## RECORD SET:

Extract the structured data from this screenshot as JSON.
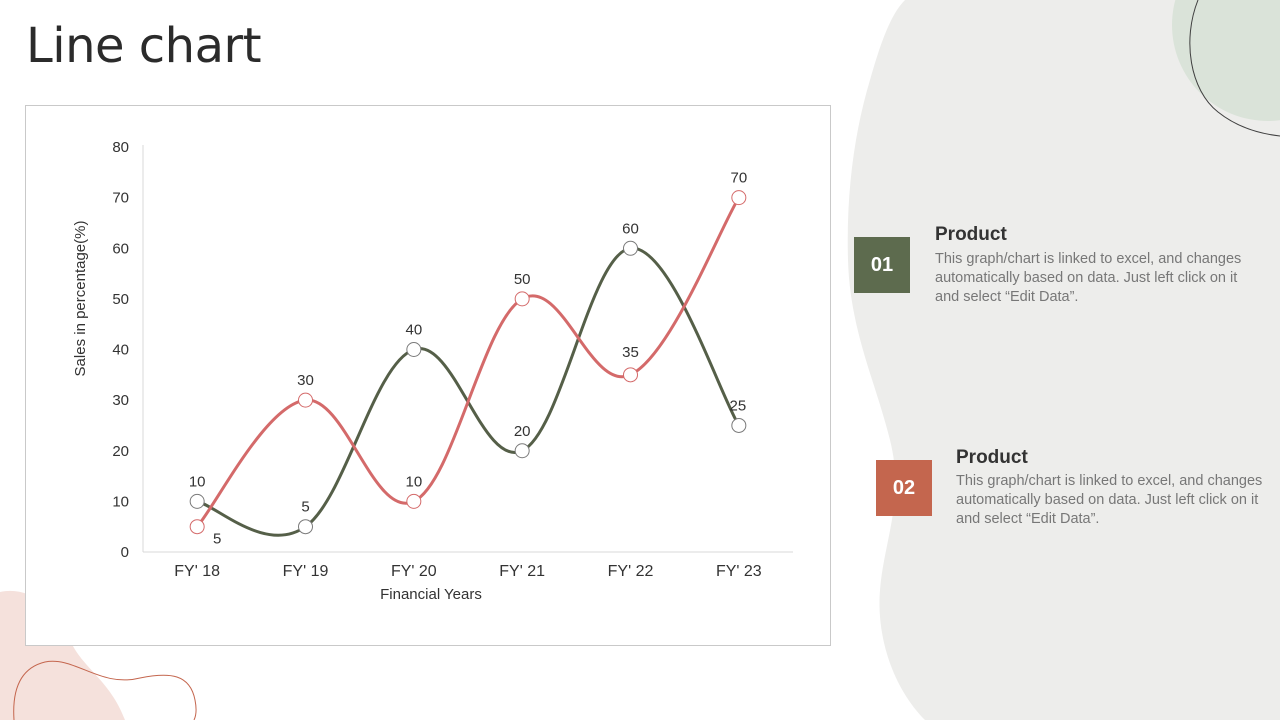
{
  "title": "Line chart",
  "colors": {
    "series_dark": "#555f48",
    "series_red": "#d46a6a",
    "badge_1": "#5d6b4e",
    "badge_2": "#c4664e",
    "blob_gray": "#ededeb",
    "blob_green": "#dae3d9",
    "blob_pink": "#f5e1dc",
    "outline_red": "#c4664e",
    "outline_dark": "#3f3f3f"
  },
  "info_cards": [
    {
      "number": "01",
      "title": "Product",
      "text": "This graph/chart is linked to excel, and changes automatically based on data. Just left click on it and select “Edit Data”."
    },
    {
      "number": "02",
      "title": "Product",
      "text": "This graph/chart is linked to excel, and changes automatically based on data. Just left click on it and select “Edit Data”."
    }
  ],
  "chart_data": {
    "type": "line",
    "categories": [
      "FY' 18",
      "FY' 19",
      "FY' 20",
      "FY' 21",
      "FY' 22",
      "FY' 23"
    ],
    "series": [
      {
        "color": "#555f48",
        "values": [
          10,
          5,
          40,
          20,
          60,
          25
        ]
      },
      {
        "color": "#d46a6a",
        "values": [
          5,
          30,
          10,
          50,
          35,
          70
        ]
      }
    ],
    "xlabel": "Financial Years",
    "ylabel": "Sales in percentage(%)",
    "ylim": [
      0,
      80
    ],
    "yticks": [
      0,
      10,
      20,
      30,
      40,
      50,
      60,
      70,
      80
    ],
    "smooth": true,
    "data_labels": true,
    "legend": "none",
    "grid": false
  }
}
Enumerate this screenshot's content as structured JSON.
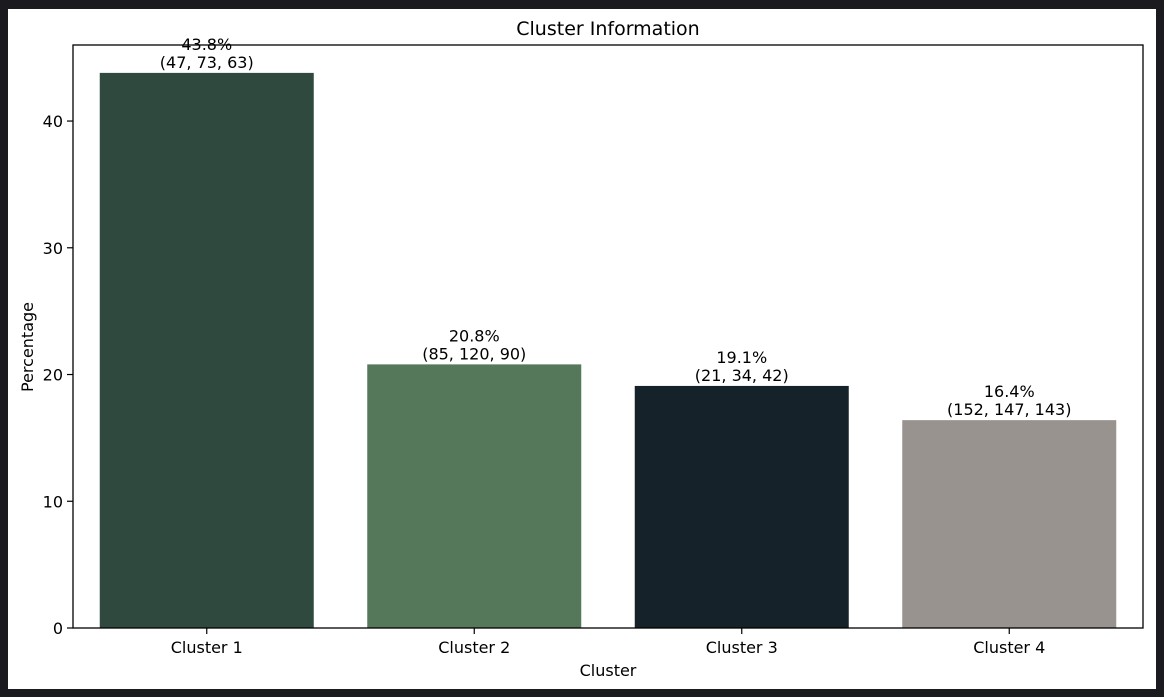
{
  "chart_data": {
    "type": "bar",
    "title": "Cluster Information",
    "xlabel": "Cluster",
    "ylabel": "Percentage",
    "categories": [
      "Cluster 1",
      "Cluster 2",
      "Cluster 3",
      "Cluster 4"
    ],
    "values": [
      43.8,
      20.8,
      19.1,
      16.4
    ],
    "value_labels": [
      "43.8%",
      "20.8%",
      "19.1%",
      "16.4%"
    ],
    "rgb_labels": [
      "(47, 73, 63)",
      "(85, 120, 90)",
      "(21, 34, 42)",
      "(152, 147, 143)"
    ],
    "colors": [
      "#2f493f",
      "#55785a",
      "#15222a",
      "#98938f"
    ],
    "ylim": [
      0,
      46
    ],
    "yticks": [
      0,
      10,
      20,
      30,
      40
    ],
    "grid": false,
    "legend": "none"
  }
}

## TASK:
Print out the material word for word, omitting the pictures.

## RESPONSE:
Extract the structured data from this screenshot as JSON.
{
  "title": "Line chart",
  "colors": {
    "series_dark": "#555f48",
    "series_red": "#d46a6a",
    "badge_1": "#5d6b4e",
    "badge_2": "#c4664e",
    "blob_gray": "#ededeb",
    "blob_green": "#dae3d9",
    "blob_pink": "#f5e1dc",
    "outline_red": "#c4664e",
    "outline_dark": "#3f3f3f"
  },
  "info_cards": [
    {
      "number": "01",
      "title": "Product",
      "text": "This graph/chart is linked to excel, and changes automatically based on data. Just left click on it and select “Edit Data”."
    },
    {
      "number": "02",
      "title": "Product",
      "text": "This graph/chart is linked to excel, and changes automatically based on data. Just left click on it and select “Edit Data”."
    }
  ],
  "chart_data": {
    "type": "line",
    "categories": [
      "FY' 18",
      "FY' 19",
      "FY' 20",
      "FY' 21",
      "FY' 22",
      "FY' 23"
    ],
    "series": [
      {
        "color": "#555f48",
        "values": [
          10,
          5,
          40,
          20,
          60,
          25
        ]
      },
      {
        "color": "#d46a6a",
        "values": [
          5,
          30,
          10,
          50,
          35,
          70
        ]
      }
    ],
    "xlabel": "Financial Years",
    "ylabel": "Sales in percentage(%)",
    "ylim": [
      0,
      80
    ],
    "yticks": [
      0,
      10,
      20,
      30,
      40,
      50,
      60,
      70,
      80
    ],
    "smooth": true,
    "data_labels": true,
    "legend": "none",
    "grid": false
  }
}
Enumerate this screenshot's content as structured JSON.
{
  "chart_data": {
    "type": "bar",
    "title": "Cluster Information",
    "xlabel": "Cluster",
    "ylabel": "Percentage",
    "categories": [
      "Cluster 1",
      "Cluster 2",
      "Cluster 3",
      "Cluster 4"
    ],
    "values": [
      43.8,
      20.8,
      19.1,
      16.4
    ],
    "value_labels": [
      "43.8%",
      "20.8%",
      "19.1%",
      "16.4%"
    ],
    "rgb_labels": [
      "(47, 73, 63)",
      "(85, 120, 90)",
      "(21, 34, 42)",
      "(152, 147, 143)"
    ],
    "colors": [
      "#2f493f",
      "#55785a",
      "#15222a",
      "#98938f"
    ],
    "ylim": [
      0,
      46
    ],
    "yticks": [
      0,
      10,
      20,
      30,
      40
    ],
    "grid": false,
    "legend": "none"
  }
}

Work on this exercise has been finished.